Records that describe figures
================================

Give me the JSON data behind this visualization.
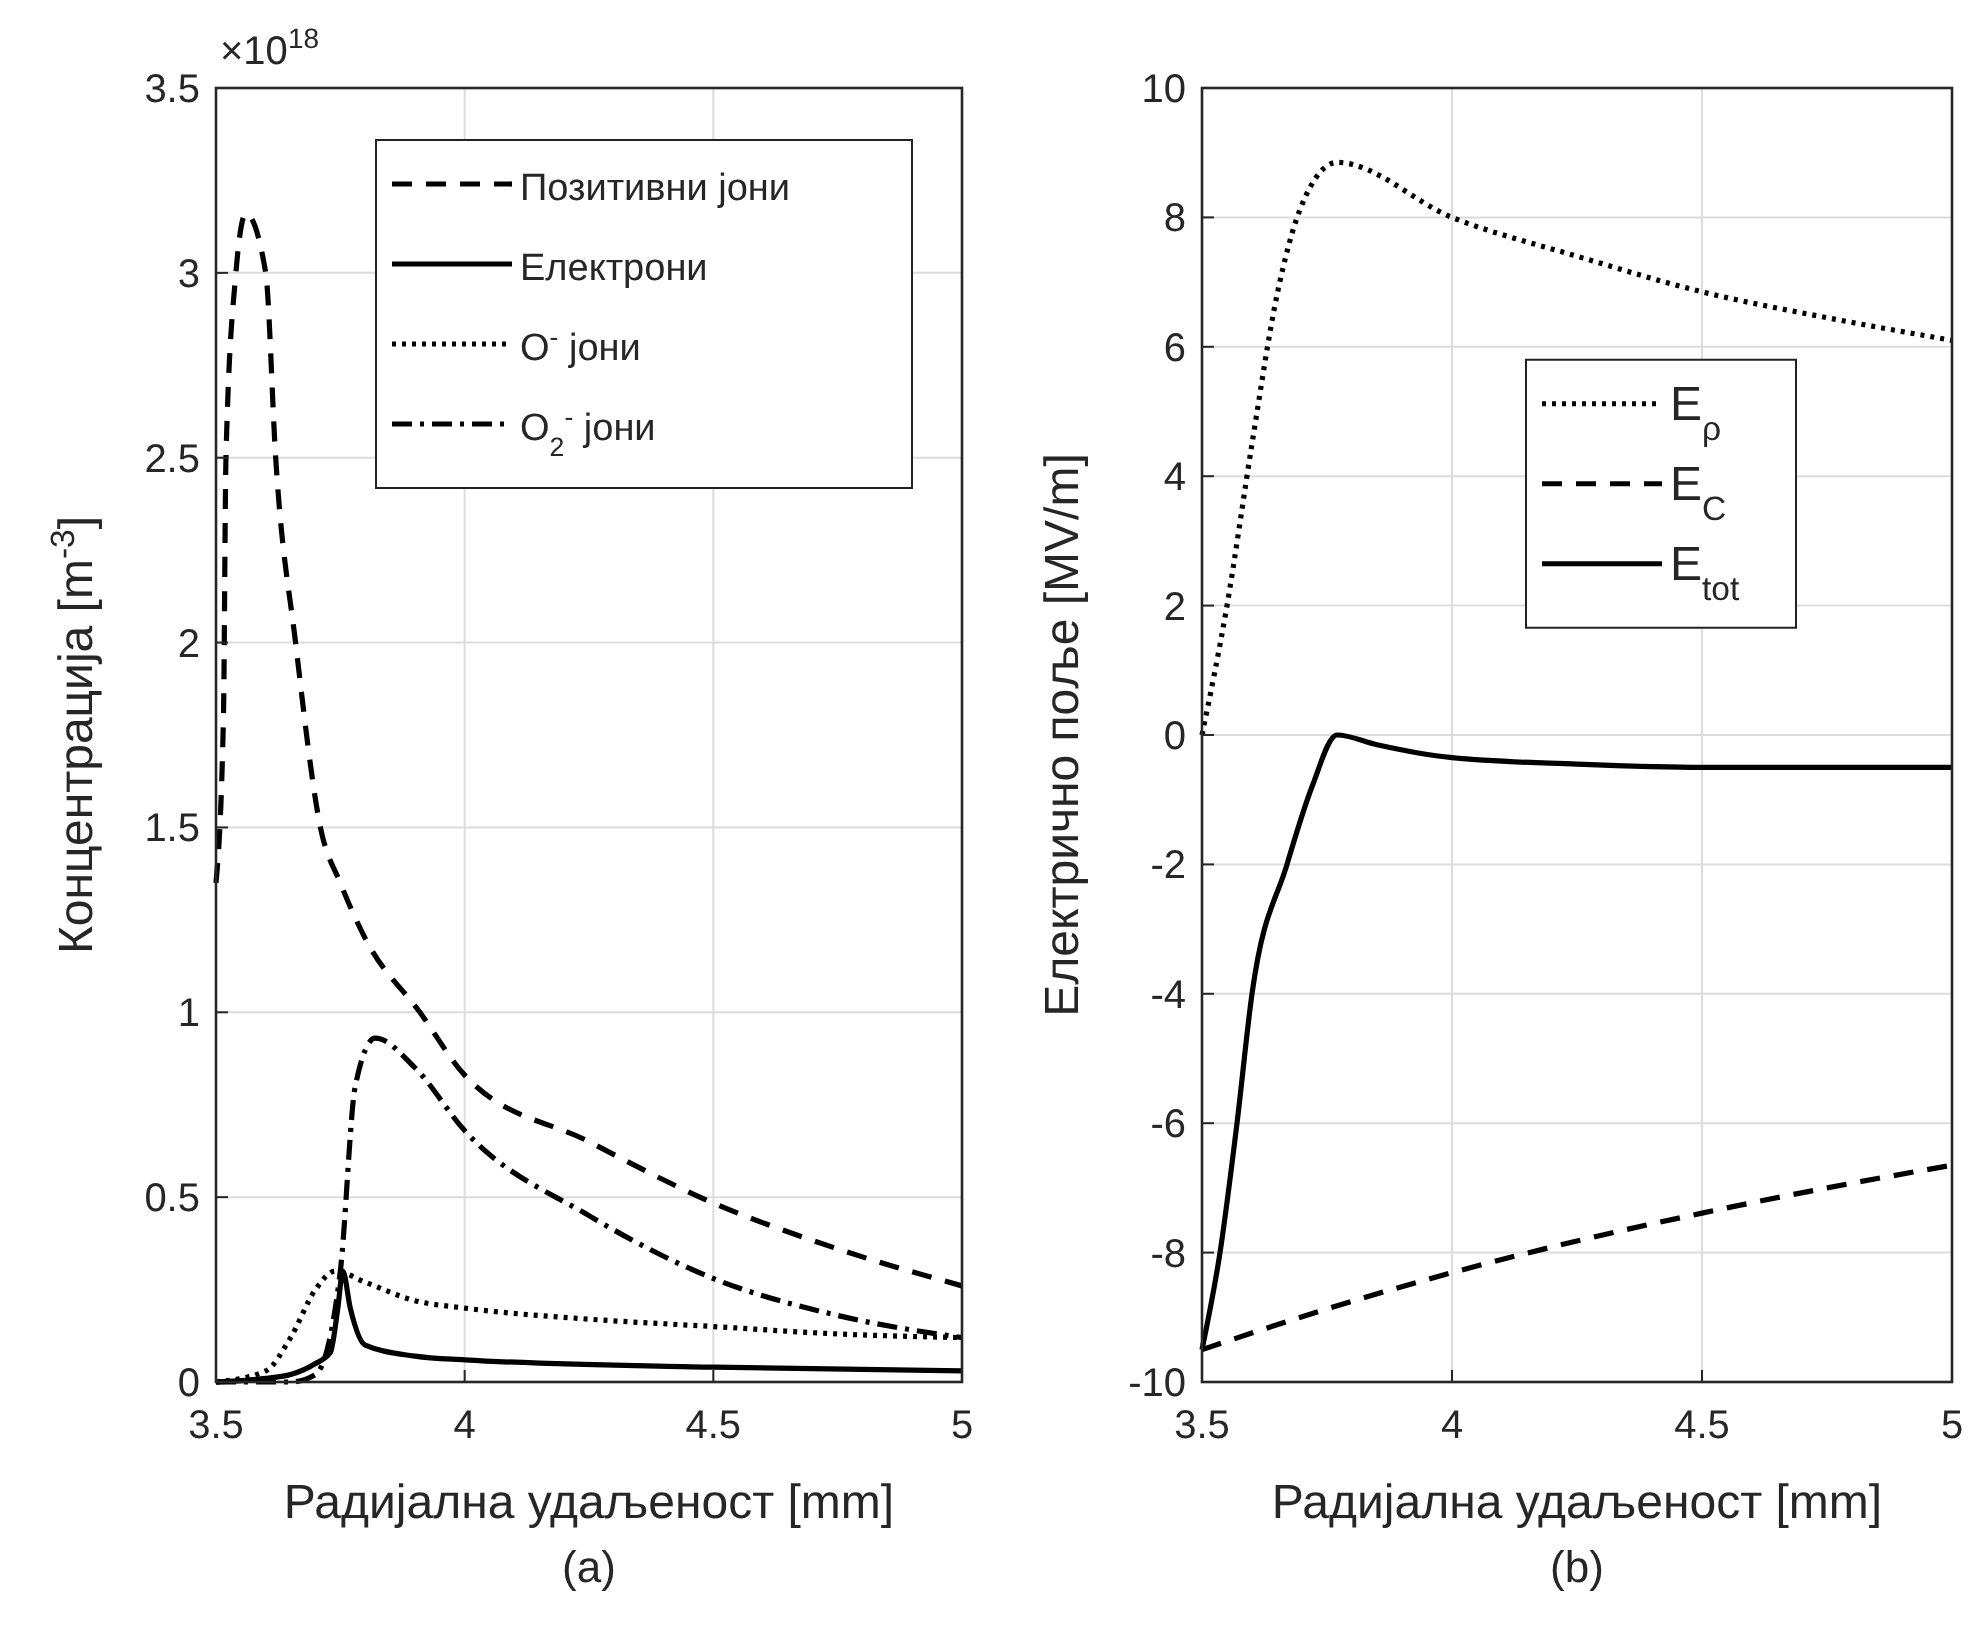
{
  "chart_data": [
    {
      "type": "line",
      "title": "(a)",
      "xlabel": "Радијална удаљеност [mm]",
      "ylabel": "Концентрација [m$^{-3}$]",
      "annotations": [
        "×10$^{18}$"
      ],
      "xlim": [
        3.5,
        5
      ],
      "xticks": [
        3.5,
        4,
        4.5,
        5
      ],
      "ylim": [
        0,
        3.5
      ],
      "yticks": [
        0,
        0.5,
        1,
        1.5,
        2,
        2.5,
        3,
        3.5
      ],
      "grid": true,
      "legend": "top right",
      "series": [
        {
          "name": "Позитивни јони",
          "color": "#000000",
          "line_style": "dashed",
          "x": [
            3.5,
            3.515,
            3.52,
            3.54,
            3.56,
            3.6,
            3.62,
            3.66,
            3.71,
            3.75,
            3.8,
            3.91,
            4.0,
            4.25,
            4.49,
            4.75,
            5
          ],
          "values": [
            1.35,
            1.8,
            2.5,
            3.0,
            3.16,
            3.0,
            2.5,
            2.0,
            1.5,
            1.35,
            1.2,
            1.0,
            0.83,
            0.65,
            0.49,
            0.36,
            0.26
          ]
        },
        {
          "name": "Електрони",
          "color": "#000000",
          "line_style": "solid",
          "x": [
            3.5,
            3.6,
            3.65,
            3.7,
            3.73,
            3.745,
            3.755,
            3.77,
            3.8,
            3.9,
            4.0,
            4.5,
            5
          ],
          "values": [
            0.0,
            0.01,
            0.02,
            0.05,
            0.08,
            0.2,
            0.3,
            0.2,
            0.1,
            0.07,
            0.06,
            0.04,
            0.03
          ]
        },
        {
          "name": "O$^{-}$ јони",
          "color": "#000000",
          "line_style": "dotted",
          "x": [
            3.5,
            3.6,
            3.65,
            3.7,
            3.74,
            3.8,
            3.9,
            4.0,
            4.25,
            4.5,
            4.75,
            5
          ],
          "values": [
            0.0,
            0.03,
            0.12,
            0.25,
            0.3,
            0.27,
            0.22,
            0.2,
            0.17,
            0.15,
            0.13,
            0.12
          ]
        },
        {
          "name": "O$_{2}$$^{-}$ јони",
          "color": "#000000",
          "line_style": "dashdot",
          "x": [
            3.5,
            3.65,
            3.7,
            3.75,
            3.78,
            3.82,
            3.9,
            4.0,
            4.25,
            4.5,
            4.75,
            5
          ],
          "values": [
            0.0,
            0.0,
            0.02,
            0.3,
            0.8,
            0.93,
            0.85,
            0.68,
            0.45,
            0.28,
            0.18,
            0.12
          ]
        }
      ]
    },
    {
      "type": "line",
      "title": "(b)",
      "xlabel": "Радијална удаљеност [mm]",
      "ylabel": "Електрично поље [MV/m]",
      "xlim": [
        3.5,
        5
      ],
      "xticks": [
        3.5,
        4,
        4.5,
        5
      ],
      "ylim": [
        -10,
        10
      ],
      "yticks": [
        -10,
        -8,
        -6,
        -4,
        -2,
        0,
        2,
        4,
        6,
        8,
        10
      ],
      "grid": true,
      "legend": "right",
      "series": [
        {
          "name": "E$_{ρ}$",
          "color": "#000000",
          "line_style": "dotted",
          "x": [
            3.5,
            3.55,
            3.6,
            3.65,
            3.7,
            3.77,
            4.0,
            4.25,
            4.5,
            4.75,
            5
          ],
          "values": [
            0,
            2,
            4.5,
            6.8,
            8.2,
            8.85,
            8.0,
            7.4,
            6.85,
            6.45,
            6.1
          ]
        },
        {
          "name": "E$_{C}$",
          "color": "#000000",
          "line_style": "dashed",
          "x": [
            3.5,
            3.75,
            4.0,
            4.25,
            4.5,
            4.75,
            5
          ],
          "values": [
            -9.5,
            -8.87,
            -8.31,
            -7.82,
            -7.39,
            -7.0,
            -6.65
          ]
        },
        {
          "name": "E$_{tot}$",
          "color": "#000000",
          "line_style": "solid",
          "x": [
            3.5,
            3.536,
            3.57,
            3.6,
            3.67,
            3.72,
            3.77,
            3.85,
            4.0,
            4.25,
            4.5,
            5
          ],
          "values": [
            -9.5,
            -8,
            -6,
            -4,
            -2,
            -0.8,
            0,
            -0.15,
            -0.35,
            -0.45,
            -0.5,
            -0.5
          ]
        }
      ]
    }
  ]
}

================================

#### STATED GOAL:
Leave out the pictures and restate everything else word for word.

#### RESULT OF THE TASK:
Give me the JSON data behind this visualization.
{
  "chart_data": [
    {
      "type": "line",
      "title": "(a)",
      "xlabel": "Радијална удаљеност [mm]",
      "ylabel": "Концентрација [m$^{-3}$]",
      "annotations": [
        "×10$^{18}$"
      ],
      "xlim": [
        3.5,
        5
      ],
      "xticks": [
        3.5,
        4,
        4.5,
        5
      ],
      "ylim": [
        0,
        3.5
      ],
      "yticks": [
        0,
        0.5,
        1,
        1.5,
        2,
        2.5,
        3,
        3.5
      ],
      "grid": true,
      "legend": "top right",
      "series": [
        {
          "name": "Позитивни јони",
          "color": "#000000",
          "line_style": "dashed",
          "x": [
            3.5,
            3.515,
            3.52,
            3.54,
            3.56,
            3.6,
            3.62,
            3.66,
            3.71,
            3.75,
            3.8,
            3.91,
            4.0,
            4.25,
            4.49,
            4.75,
            5
          ],
          "values": [
            1.35,
            1.8,
            2.5,
            3.0,
            3.16,
            3.0,
            2.5,
            2.0,
            1.5,
            1.35,
            1.2,
            1.0,
            0.83,
            0.65,
            0.49,
            0.36,
            0.26
          ]
        },
        {
          "name": "Електрони",
          "color": "#000000",
          "line_style": "solid",
          "x": [
            3.5,
            3.6,
            3.65,
            3.7,
            3.73,
            3.745,
            3.755,
            3.77,
            3.8,
            3.9,
            4.0,
            4.5,
            5
          ],
          "values": [
            0.0,
            0.01,
            0.02,
            0.05,
            0.08,
            0.2,
            0.3,
            0.2,
            0.1,
            0.07,
            0.06,
            0.04,
            0.03
          ]
        },
        {
          "name": "O$^{-}$ јони",
          "color": "#000000",
          "line_style": "dotted",
          "x": [
            3.5,
            3.6,
            3.65,
            3.7,
            3.74,
            3.8,
            3.9,
            4.0,
            4.25,
            4.5,
            4.75,
            5
          ],
          "values": [
            0.0,
            0.03,
            0.12,
            0.25,
            0.3,
            0.27,
            0.22,
            0.2,
            0.17,
            0.15,
            0.13,
            0.12
          ]
        },
        {
          "name": "O$_{2}$$^{-}$ јони",
          "color": "#000000",
          "line_style": "dashdot",
          "x": [
            3.5,
            3.65,
            3.7,
            3.75,
            3.78,
            3.82,
            3.9,
            4.0,
            4.25,
            4.5,
            4.75,
            5
          ],
          "values": [
            0.0,
            0.0,
            0.02,
            0.3,
            0.8,
            0.93,
            0.85,
            0.68,
            0.45,
            0.28,
            0.18,
            0.12
          ]
        }
      ]
    },
    {
      "type": "line",
      "title": "(b)",
      "xlabel": "Радијална удаљеност [mm]",
      "ylabel": "Електрично поље [MV/m]",
      "xlim": [
        3.5,
        5
      ],
      "xticks": [
        3.5,
        4,
        4.5,
        5
      ],
      "ylim": [
        -10,
        10
      ],
      "yticks": [
        -10,
        -8,
        -6,
        -4,
        -2,
        0,
        2,
        4,
        6,
        8,
        10
      ],
      "grid": true,
      "legend": "right",
      "series": [
        {
          "name": "E$_{ρ}$",
          "color": "#000000",
          "line_style": "dotted",
          "x": [
            3.5,
            3.55,
            3.6,
            3.65,
            3.7,
            3.77,
            4.0,
            4.25,
            4.5,
            4.75,
            5
          ],
          "values": [
            0,
            2,
            4.5,
            6.8,
            8.2,
            8.85,
            8.0,
            7.4,
            6.85,
            6.45,
            6.1
          ]
        },
        {
          "name": "E$_{C}$",
          "color": "#000000",
          "line_style": "dashed",
          "x": [
            3.5,
            3.75,
            4.0,
            4.25,
            4.5,
            4.75,
            5
          ],
          "values": [
            -9.5,
            -8.87,
            -8.31,
            -7.82,
            -7.39,
            -7.0,
            -6.65
          ]
        },
        {
          "name": "E$_{tot}$",
          "color": "#000000",
          "line_style": "solid",
          "x": [
            3.5,
            3.536,
            3.57,
            3.6,
            3.67,
            3.72,
            3.77,
            3.85,
            4.0,
            4.25,
            4.5,
            5
          ],
          "values": [
            -9.5,
            -8,
            -6,
            -4,
            -2,
            -0.8,
            0,
            -0.15,
            -0.35,
            -0.45,
            -0.5,
            -0.5
          ]
        }
      ]
    }
  ]
}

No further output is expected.